Stored items
________________________________________

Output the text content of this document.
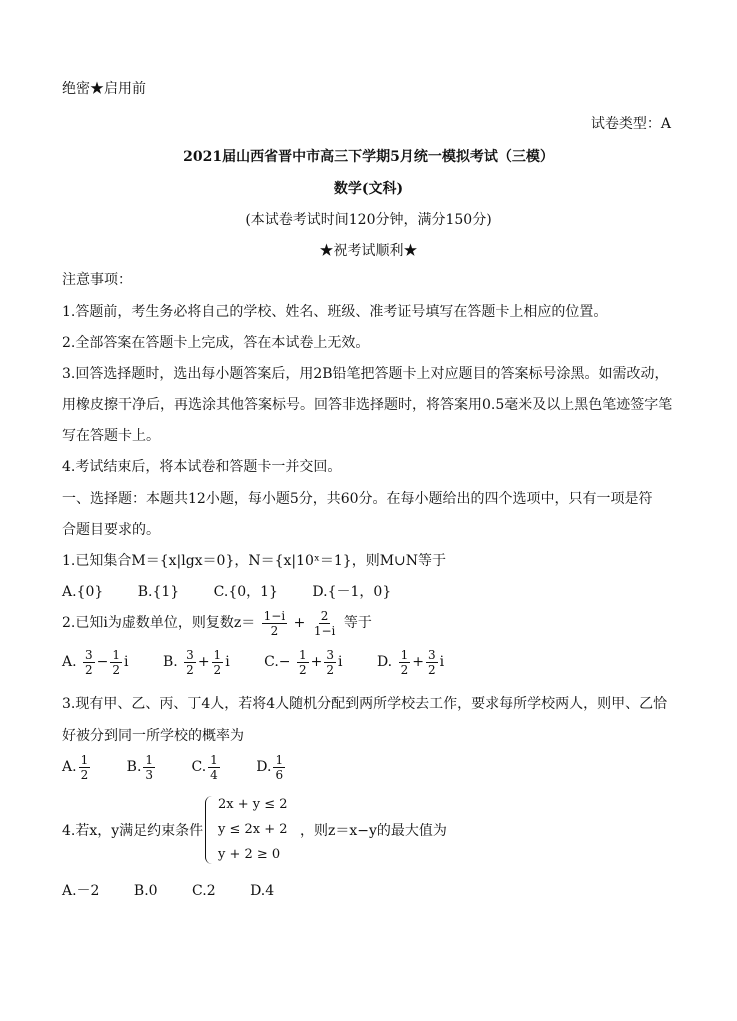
绝密★启用前
试卷类型：A
2021届山西省晋中市高三下学期5月统一模拟考试（三模）
数学(文科)
(本试卷考试时间120分钟，满分150分)
★祝考试顺利★
注意事项：
1.答题前，考生务必将自己的学校、姓名、班级、准考证号填写在答题卡上相应的位置。
2.全部答案在答题卡上完成，答在本试卷上无效。
3.回答选择题时，选出每小题答案后，用2B铅笔把答题卡上对应题目的答案标号涂黑。如需改动，
用橡皮擦干净后，再选涂其他答案标号。回答非选择题时，将答案用0.5毫米及以上黑色笔迹签字笔
写在答题卡上。
4.考试结束后，将本试卷和答题卡一并交回。
一、选择题：本题共12小题，每小题5分，共60分。在每小题给出的四个选项中，只有一项是符
合题目要求的。
1.已知集合M＝{x|lgx＝0}，N＝{x|10ˣ＝1}，则M∪N等于
A.{0} B.{1} C.{0，1} D.{－1，0}
2.已知i为虚数单位，则复数$z= \frac{1-i}{2} + \frac{2}{1-i}$ 等于
A. $\frac{3}{2} - \frac{1}{2}$ i B. $\frac{3}{2} + \frac{1}{2}$ i $C.- \frac{1}{2} + \frac{3}{2}$ i D. $\frac{1}{2} + \frac{3}{2}$ i
3.现有甲、乙、丙、丁4人，若将4人随机分配到两所学校去工作，要求每所学校两人，则甲、乙恰
好被分到同一所学校的概率为
A. $\frac{1}{2}$	B. $\frac{1}{3}$	C. $\frac{1}{4}$	D. $\frac{1}{6}$
4.若x，y满足约束条件
2x + y ≤ 2
y ≤ 2x + 2
y + 2 ≥ 0
，则z＝x−y的最大值为
A.－2 B.0 C.2 D.4
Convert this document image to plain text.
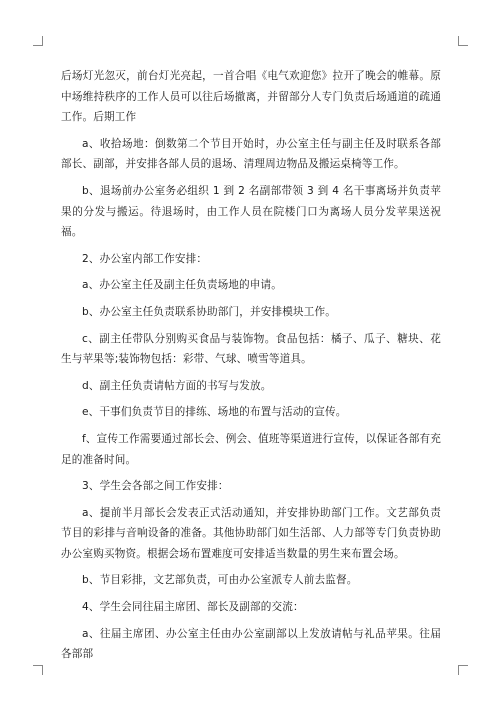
后场灯光忽灭，前台灯光亮起，一首合唱《电气欢迎您》拉开了晚会的帷幕。原中场维持秩序的工作人员可以往后场撤离，并留部分人专门负责后场通道的疏通工作。后期工作

a、收拾场地：倒数第二个节目开始时，办公室主任与副主任及时联系各部部长、副部，并安排各部人员的退场、清理周边物品及搬运桌椅等工作。

b、退场前办公室务必组织 1 到 2 名副部带领 3 到 4 名干事离场并负责苹果的分发与搬运。待退场时，由工作人员在院楼门口为离场人员分发苹果送祝福。

2、办公室内部工作安排：

a、办公室主任及副主任负责场地的申请。

b、办公室主任负责联系协助部门，并安排模块工作。

c、副主任带队分别购买食品与装饰物。食品包括：橘子、瓜子、糖块、花生与苹果等;装饰物包括：彩带、气球、喷雪等道具。

d、副主任负责请帖方面的书写与发放。

e、干事们负责节目的排练、场地的布置与活动的宣传。

f、宣传工作需要通过部长会、例会、值班等渠道进行宣传，以保证各部有充足的准备时间。

3、学生会各部之间工作安排：

a、提前半月部长会发表正式活动通知，并安排协助部门工作。文艺部负责节目的彩排与音响设备的准备。其他协助部门如生活部、人力部等专门负责协助办公室购买物资。根据会场布置难度可安排适当数量的男生来布置会场。

b、节目彩排，文艺部负责，可由办公室派专人前去监督。

4、学生会同往届主席团、部长及副部的交流：

a、往届主席团、办公室主任由办公室副部以上发放请帖与礼品苹果。往届各部部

________________________________________

- _Exercise_
Give every line of the material that includes the string "this".

- _Answer to the problem_
Output the text content of this document.
Convert this document image to plain text.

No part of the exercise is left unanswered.